▶ Given problem:
In the records below, convert the lines from the one containing "199, 103, 219]" up to and including the one containing "574, 1001, 594]" into a numbered list, leaving out any blank lines.

** Start Information given **

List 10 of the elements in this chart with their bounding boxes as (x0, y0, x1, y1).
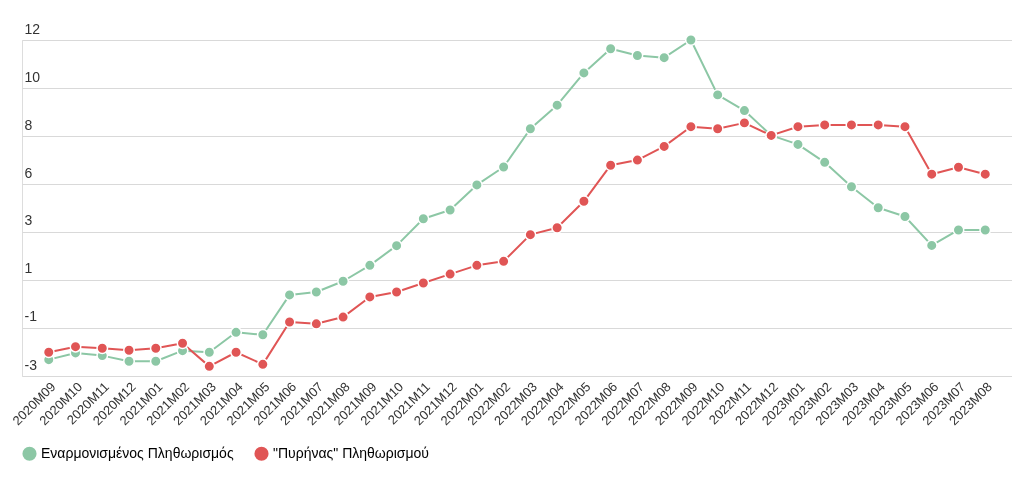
legend-label: "Πυρήνας" Πληθωρισμού (273, 444, 430, 461)
legend-label: Εναρμονισμένος Πληθωρισμός (41, 444, 234, 461)
y-tick-label: 12 (24, 20, 41, 37)
y-tick-label: 8 (24, 116, 33, 133)
y-tick-label: 1 (24, 260, 33, 277)
y-tick-label: 3 (24, 212, 33, 229)
y-tick-label: 10 (24, 68, 41, 85)
y-tick-label: 6 (24, 164, 33, 181)
y-tick-label: -1 (24, 308, 38, 325)
y-tick-label: -3 (24, 356, 38, 373)
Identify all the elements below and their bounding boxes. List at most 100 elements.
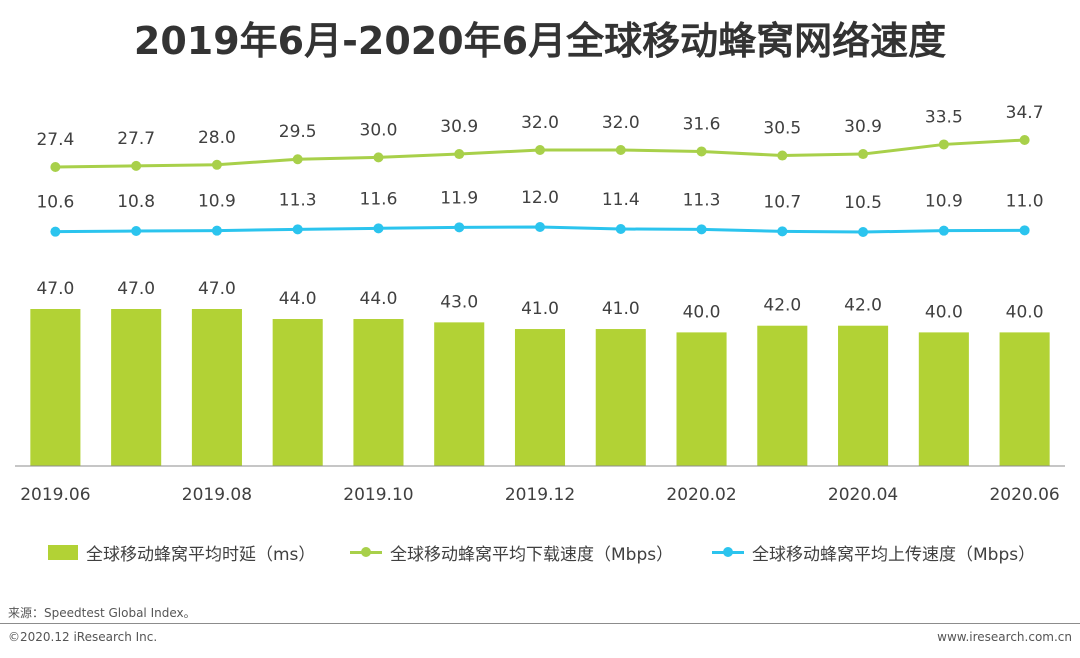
legend-bar-swatch	[48, 544, 78, 560]
bar-value-label: 42.0	[844, 296, 882, 316]
download-point[interactable]	[373, 152, 384, 163]
upload-point[interactable]	[292, 224, 303, 235]
bar-latency[interactable]	[353, 319, 404, 466]
upload-value-label: 12.0	[521, 188, 559, 208]
bar-latency[interactable]	[999, 332, 1050, 466]
download-value-label: 30.0	[360, 120, 398, 140]
upload-point[interactable]	[938, 225, 949, 236]
upload-value-label: 10.8	[117, 192, 155, 212]
bar-value-label: 44.0	[279, 289, 317, 309]
download-value-label: 28.0	[198, 128, 236, 148]
bar-latency[interactable]	[111, 309, 162, 466]
x-tick-label: 2020.06	[989, 485, 1059, 505]
download-value-label: 30.5	[763, 119, 801, 139]
bar-latency[interactable]	[918, 332, 969, 466]
download-point[interactable]	[211, 159, 222, 170]
bar-value-label: 47.0	[117, 279, 155, 299]
download-point[interactable]	[858, 149, 869, 160]
download-point[interactable]	[131, 160, 142, 171]
upload-value-label: 10.9	[198, 192, 236, 212]
upload-point[interactable]	[858, 227, 869, 237]
upload-value-label: 11.9	[440, 188, 478, 208]
upload-value-label: 11.3	[683, 190, 721, 210]
upload-point[interactable]	[1019, 225, 1030, 236]
download-value-label: 32.0	[602, 113, 640, 133]
website-link[interactable]: www.iresearch.com.cn	[937, 630, 1072, 644]
bar-latency[interactable]	[595, 329, 646, 466]
bar-value-label: 44.0	[360, 289, 398, 309]
bar-latency[interactable]	[434, 322, 485, 466]
upload-value-label: 11.0	[1006, 191, 1044, 211]
legend-item-download[interactable]: 全球移动蜂窝平均下载速度（Mbps）	[350, 538, 673, 566]
x-tick-label: 2019.06	[20, 485, 90, 505]
legend-label-download: 全球移动蜂窝平均下载速度（Mbps）	[390, 544, 674, 565]
download-point[interactable]	[292, 154, 303, 165]
download-value-label: 29.5	[279, 122, 317, 142]
bar-latency[interactable]	[30, 309, 81, 466]
download-value-label: 30.9	[440, 117, 478, 137]
bar-value-label: 47.0	[36, 279, 74, 299]
download-point[interactable]	[615, 144, 626, 155]
upload-value-label: 11.3	[279, 190, 317, 210]
x-tick-label: 2019.08	[182, 485, 252, 505]
bar-value-label: 43.0	[440, 292, 478, 312]
bar-value-label: 40.0	[683, 302, 721, 322]
download-point[interactable]	[454, 149, 465, 160]
copyright: ©2020.12 iResearch Inc.	[8, 630, 158, 644]
download-point[interactable]	[1019, 135, 1030, 145]
upload-point[interactable]	[131, 226, 142, 236]
legend: 全球移动蜂窝平均时延（ms） 全球移动蜂窝平均下载速度（Mbps） 全球移动蜂窝…	[0, 538, 1080, 566]
upload-point[interactable]	[50, 226, 61, 237]
legend-line-swatch-download	[350, 546, 382, 557]
download-value-label: 34.7	[1006, 103, 1044, 123]
bar-value-label: 40.0	[1006, 302, 1044, 322]
download-value-label: 27.4	[36, 130, 74, 150]
download-value-label: 31.6	[683, 114, 721, 134]
legend-label-latency: 全球移动蜂窝平均时延（ms）	[86, 544, 316, 565]
upload-value-label: 10.6	[36, 193, 74, 213]
download-value-label: 33.5	[925, 107, 963, 127]
bar-latency[interactable]	[272, 319, 323, 466]
bar-latency[interactable]	[191, 309, 242, 466]
download-value-label: 30.9	[844, 117, 882, 137]
bar-value-label: 41.0	[602, 299, 640, 319]
source-note: 来源：Speedtest Global Index。	[8, 606, 196, 620]
download-point[interactable]	[777, 150, 788, 161]
legend-line-swatch-upload	[712, 546, 744, 557]
legend-item-latency[interactable]: 全球移动蜂窝平均时延（ms）	[48, 538, 315, 566]
bar-latency[interactable]	[757, 325, 808, 466]
bar-value-label: 41.0	[521, 299, 559, 319]
upload-value-label: 10.5	[844, 193, 882, 213]
bar-value-label: 42.0	[763, 296, 801, 316]
upload-value-label: 10.7	[763, 192, 801, 212]
download-value-label: 32.0	[521, 113, 559, 133]
upload-point[interactable]	[211, 225, 222, 236]
upload-point[interactable]	[454, 222, 465, 233]
upload-point[interactable]	[777, 226, 788, 237]
upload-point[interactable]	[373, 223, 384, 234]
bar-latency[interactable]	[676, 332, 727, 466]
x-tick-label: 2020.02	[666, 485, 736, 505]
download-point[interactable]	[50, 162, 61, 172]
download-value-label: 27.7	[117, 129, 155, 149]
chart-area: 47.0 47.0 47.0 44.0 44.0 43.0 41.0 41.0 40.0 42.0…	[15, 103, 1065, 505]
chart-title: 2019年6月-2020年6月全球移动蜂窝网络速度	[133, 19, 947, 63]
upload-value-label: 10.9	[925, 192, 963, 212]
bar-value-label: 40.0	[925, 302, 963, 322]
download-point[interactable]	[938, 139, 949, 150]
x-tick-label: 2020.04	[828, 485, 898, 505]
upload-value-label: 11.6	[360, 189, 398, 209]
legend-item-upload[interactable]: 全球移动蜂窝平均上传速度（Mbps）	[712, 538, 1035, 566]
upload-point[interactable]	[615, 224, 626, 234]
download-point[interactable]	[535, 144, 545, 155]
bar-latency[interactable]	[838, 325, 889, 466]
bar-value-label: 47.0	[198, 279, 236, 299]
legend-label-upload: 全球移动蜂窝平均上传速度（Mbps）	[752, 544, 1036, 565]
x-tick-label: 2019.10	[343, 485, 413, 505]
bar-latency[interactable]	[514, 329, 566, 466]
download-point[interactable]	[696, 146, 707, 157]
upload-point[interactable]	[535, 222, 545, 232]
upload-value-label: 11.4	[602, 190, 640, 210]
x-tick-label: 2019.12	[505, 485, 575, 505]
upload-point[interactable]	[696, 224, 707, 235]
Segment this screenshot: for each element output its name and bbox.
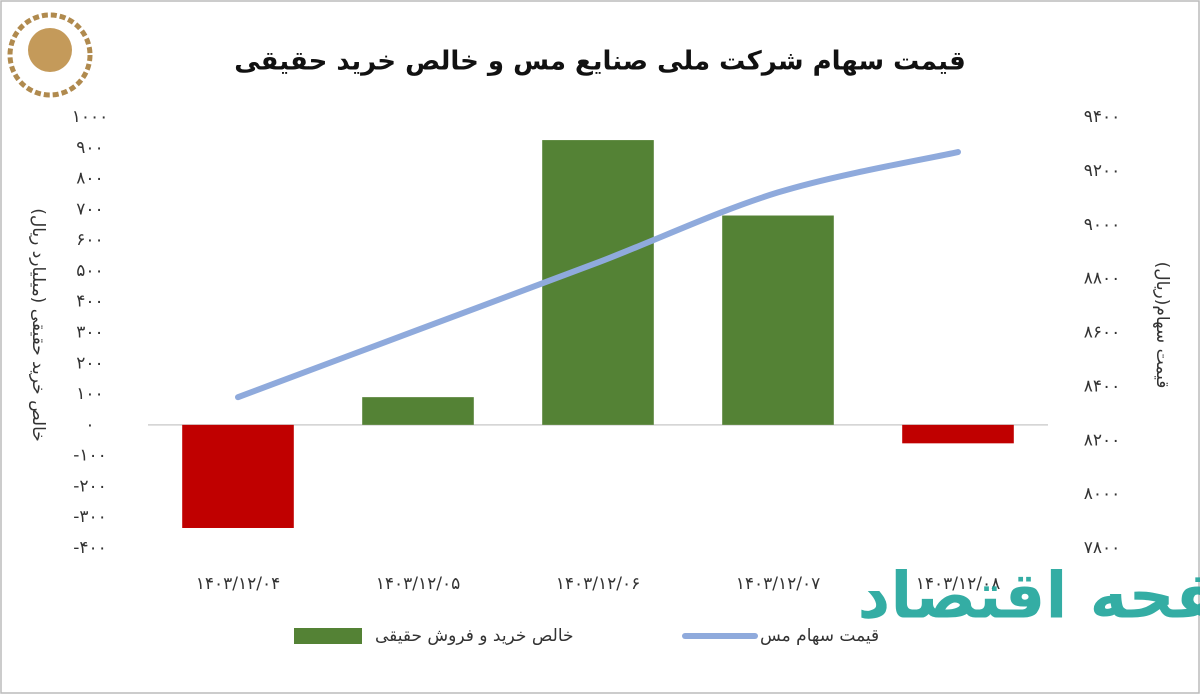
y-tick-label: ۷۰۰	[76, 199, 103, 219]
y2-tick-label: ۹۰۰۰	[1084, 215, 1121, 235]
y2-axis-title: قیمت سهام(ریال)	[1152, 262, 1172, 389]
y2-tick-label: ۸۲۰۰	[1084, 430, 1121, 450]
y-tick-label: -۲۰۰	[73, 476, 107, 496]
x-tick-label: ۱۴۰۳/۱۲/۰۵	[376, 574, 461, 594]
y2-tick-label: ۸۰۰۰	[1084, 484, 1121, 504]
y-tick-label: -۱۰۰	[73, 446, 107, 466]
bar	[722, 215, 834, 425]
watermark: صفحه اقتصاد	[857, 560, 1200, 634]
y-tick-label: ۱۰۰۰	[72, 107, 109, 127]
y2-tick-label: ۹۴۰۰	[1084, 107, 1121, 127]
y2-tick-label: ۹۲۰۰	[1084, 161, 1121, 181]
y-tick-label: ۶۰۰	[76, 230, 103, 250]
y2-tick-label: ۷۸۰۰	[1084, 538, 1121, 558]
y-tick-label: ۴۰۰	[76, 292, 103, 312]
y-tick-label: ۵۰۰	[76, 261, 103, 281]
legend-label: خالص خرید و فروش حقیقی	[375, 626, 574, 646]
x-tick-label: ۱۴۰۳/۱۲/۰۷	[736, 574, 821, 594]
line	[235, 149, 961, 401]
y-tick-label: ۹۰۰	[76, 138, 103, 158]
x-tick-label: ۱۴۰۳/۱۲/۰۸	[916, 574, 1001, 594]
y-axis-title: خالص خرید حقیقی (میلیارد ریال)	[28, 208, 48, 442]
chart-title: قیمت سهام شرکت ملی صنایع مس و خالص خرید …	[234, 47, 966, 77]
y2-tick-label: ۸۴۰۰	[1084, 376, 1121, 396]
y-tick-label: -۳۰۰	[73, 507, 107, 527]
x-tick-label: ۱۴۰۳/۱۲/۰۴	[196, 574, 281, 594]
y-tick-label: ۱۰۰	[76, 384, 103, 404]
bar	[182, 424, 294, 528]
y-tick-label: -۴۰۰	[73, 538, 107, 558]
y-tick-label: ۲۰۰	[76, 353, 103, 373]
logo	[7, 12, 93, 98]
bar	[362, 397, 474, 425]
x-tick-label: ۱۴۰۳/۱۲/۰۶	[556, 574, 641, 594]
y-tick-label: ۸۰۰	[76, 169, 103, 189]
y-tick-label: ۳۰۰	[76, 323, 103, 343]
y2-tick-label: ۸۸۰۰	[1084, 269, 1121, 289]
bar	[902, 424, 1014, 444]
legend-label: قیمت سهام مس	[760, 626, 879, 646]
y-tick-label: ۰	[85, 415, 94, 435]
y2-tick-label: ۸۶۰۰	[1084, 323, 1121, 343]
legend-swatch	[294, 628, 362, 644]
bar	[542, 140, 654, 425]
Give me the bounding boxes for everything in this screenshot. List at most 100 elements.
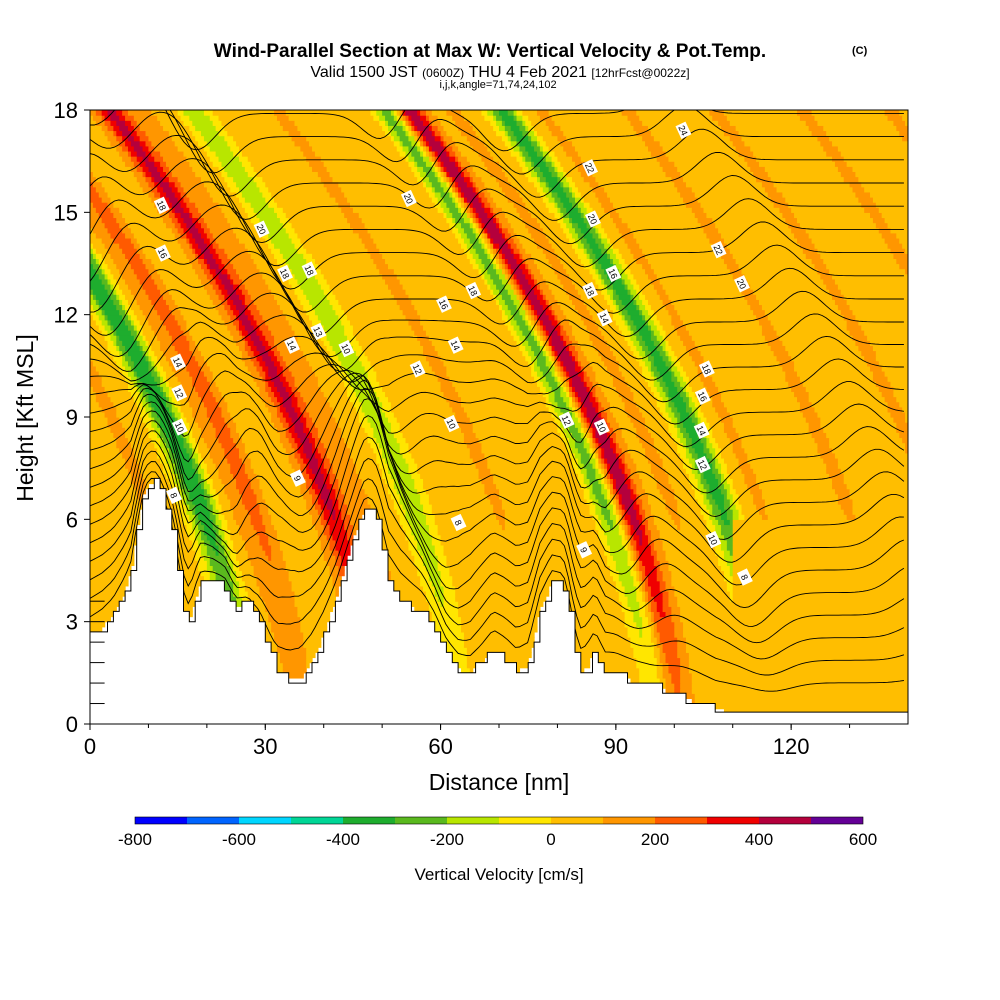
velocity-cell bbox=[688, 396, 693, 403]
velocity-cell bbox=[723, 550, 731, 556]
velocity-cell bbox=[399, 135, 410, 142]
velocity-cell bbox=[680, 191, 696, 198]
velocity-cell bbox=[563, 166, 579, 172]
velocity-cell bbox=[271, 355, 278, 362]
velocity-cell bbox=[458, 237, 465, 244]
velocity-cell bbox=[627, 544, 632, 551]
velocity-cell bbox=[668, 365, 672, 372]
velocity-cell bbox=[157, 355, 167, 362]
velocity-cell bbox=[688, 657, 908, 664]
velocity-cell bbox=[598, 396, 608, 403]
velocity-cell bbox=[241, 299, 246, 306]
velocity-cell bbox=[168, 176, 179, 183]
velocity-cell bbox=[662, 411, 670, 418]
velocity-cell bbox=[274, 662, 284, 669]
velocity-cell bbox=[566, 150, 579, 157]
velocity-cell bbox=[347, 196, 433, 203]
velocity-cell bbox=[90, 483, 135, 490]
velocity-cell bbox=[370, 253, 383, 259]
velocity-cell bbox=[221, 391, 261, 398]
velocity-cell bbox=[516, 340, 523, 346]
velocity-cell bbox=[487, 248, 491, 254]
velocity-cell bbox=[525, 156, 532, 162]
velocity-cell bbox=[250, 217, 261, 224]
velocity-cell bbox=[703, 514, 710, 520]
velocity-cell bbox=[610, 468, 623, 474]
velocity-cell bbox=[601, 667, 640, 674]
velocity-cell bbox=[487, 196, 494, 203]
velocity-cell bbox=[688, 478, 699, 485]
velocity-cell bbox=[639, 606, 646, 613]
velocity-cell bbox=[186, 156, 211, 162]
velocity-cell bbox=[539, 345, 544, 352]
velocity-cell bbox=[633, 580, 640, 587]
velocity-cell bbox=[811, 130, 827, 137]
velocity-cell bbox=[148, 360, 152, 367]
velocity-cell bbox=[656, 314, 672, 321]
velocity-cell bbox=[206, 560, 211, 566]
velocity-cell bbox=[136, 314, 147, 321]
velocity-cell bbox=[753, 171, 769, 178]
velocity-cell bbox=[247, 365, 258, 372]
velocity-cell bbox=[189, 452, 193, 459]
velocity-cell bbox=[291, 396, 299, 403]
velocity-cell bbox=[405, 529, 412, 536]
velocity-cell bbox=[148, 355, 152, 362]
velocity-cell bbox=[539, 340, 544, 346]
velocity-cell bbox=[615, 478, 626, 485]
velocity-cell bbox=[595, 473, 602, 479]
velocity-cell bbox=[721, 544, 728, 551]
velocity-cell bbox=[852, 498, 908, 505]
velocity-cell bbox=[452, 176, 456, 183]
velocity-cell bbox=[399, 427, 462, 433]
velocity-cell bbox=[484, 237, 488, 244]
velocity-cell bbox=[566, 135, 643, 142]
velocity-cell bbox=[215, 304, 225, 311]
velocity-cell bbox=[110, 324, 114, 331]
velocity-cell bbox=[136, 340, 141, 346]
velocity-cell bbox=[420, 150, 424, 157]
velocity-cell bbox=[478, 191, 485, 198]
velocity-cell bbox=[127, 258, 144, 265]
velocity-cell bbox=[314, 503, 322, 510]
velocity-cell bbox=[148, 294, 164, 300]
velocity-cell bbox=[285, 560, 328, 566]
velocity-cell bbox=[189, 212, 193, 219]
velocity-cell bbox=[139, 135, 150, 142]
velocity-cell bbox=[151, 406, 155, 413]
velocity-cell bbox=[887, 401, 900, 408]
velocity-cell bbox=[361, 406, 383, 413]
velocity-cell bbox=[738, 432, 813, 439]
velocity-cell bbox=[367, 417, 389, 423]
velocity-cell bbox=[338, 478, 363, 485]
velocity-cell bbox=[773, 324, 848, 331]
velocity-cell bbox=[195, 529, 202, 536]
velocity-cell bbox=[650, 365, 658, 372]
velocity-cell bbox=[262, 176, 322, 183]
velocity-cell bbox=[358, 232, 372, 239]
velocity-cell bbox=[168, 381, 182, 387]
velocity-cell bbox=[385, 478, 395, 485]
velocity-cell bbox=[493, 258, 497, 265]
velocity-cell bbox=[639, 437, 655, 444]
velocity-cell bbox=[656, 550, 667, 556]
velocity-cell bbox=[732, 590, 908, 597]
velocity-cell bbox=[385, 115, 395, 121]
velocity-cell bbox=[224, 585, 234, 592]
velocity-cell bbox=[466, 662, 480, 669]
velocity-cell bbox=[306, 483, 313, 490]
velocity-cell bbox=[130, 355, 147, 362]
velocity-cell bbox=[390, 401, 450, 408]
velocity-cell bbox=[718, 503, 725, 510]
velocity-cell bbox=[402, 140, 412, 147]
velocity-cell bbox=[133, 135, 141, 142]
velocity-cell bbox=[642, 370, 652, 377]
velocity-cell bbox=[163, 437, 170, 444]
velocity-cell bbox=[300, 483, 307, 490]
velocity-cell bbox=[297, 386, 322, 393]
velocity-cell bbox=[662, 539, 713, 546]
velocity-cell bbox=[180, 191, 187, 198]
velocity-cell bbox=[621, 534, 626, 541]
velocity-cell bbox=[589, 202, 602, 208]
velocity-cell bbox=[279, 417, 287, 423]
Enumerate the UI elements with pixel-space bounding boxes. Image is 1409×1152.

** End Information given **

▶ Written solution:
1. y-tick-label: ۷۰۰	[76, 199, 103, 219]
2. y2-tick-label: ۹۰۰۰	[1084, 215, 1121, 235]
3. y2-axis-title: قیمت سهام(ریال)	[1152, 262, 1172, 389]
4. y2-tick-label: ۸۲۰۰	[1084, 430, 1121, 450]
5. y-tick-label: -۲۰۰	[73, 476, 107, 496]
6. x-tick-label: ۱۴۰۳/۱۲/۰۵	[376, 574, 461, 594]
7. y2-tick-label: ۸۰۰۰	[1084, 484, 1121, 504]
8. y-tick-label: -۱۰۰	[73, 446, 107, 466]
9. bar	[722, 215, 834, 425]
10. watermark: صفحه اقتصاد	[857, 560, 1200, 634]
11. y-tick-label: ۱۰۰۰	[72, 107, 109, 127]
12. y2-tick-label: ۹۴۰۰	[1084, 107, 1121, 127]
13. y2-tick-label: ۹۲۰۰	[1084, 161, 1121, 181]
14. y-tick-label: ۶۰۰	[76, 230, 103, 250]
15. y2-tick-label: ۷۸۰۰	[1084, 538, 1121, 558]
16. y-tick-label: ۴۰۰	[76, 292, 103, 312]
17. y-tick-label: ۵۰۰	[76, 261, 103, 281]
18. legend-label: خالص خرید و فروش حقیقی	[375, 626, 574, 646]
19. x-tick-label: ۱۴۰۳/۱۲/۰۷	[736, 574, 821, 594]
20. line	[235, 149, 961, 401]
21. y-tick-label: ۹۰۰	[76, 138, 103, 158]
22. x-tick-label: ۱۴۰۳/۱۲/۰۸	[916, 574, 1001, 594]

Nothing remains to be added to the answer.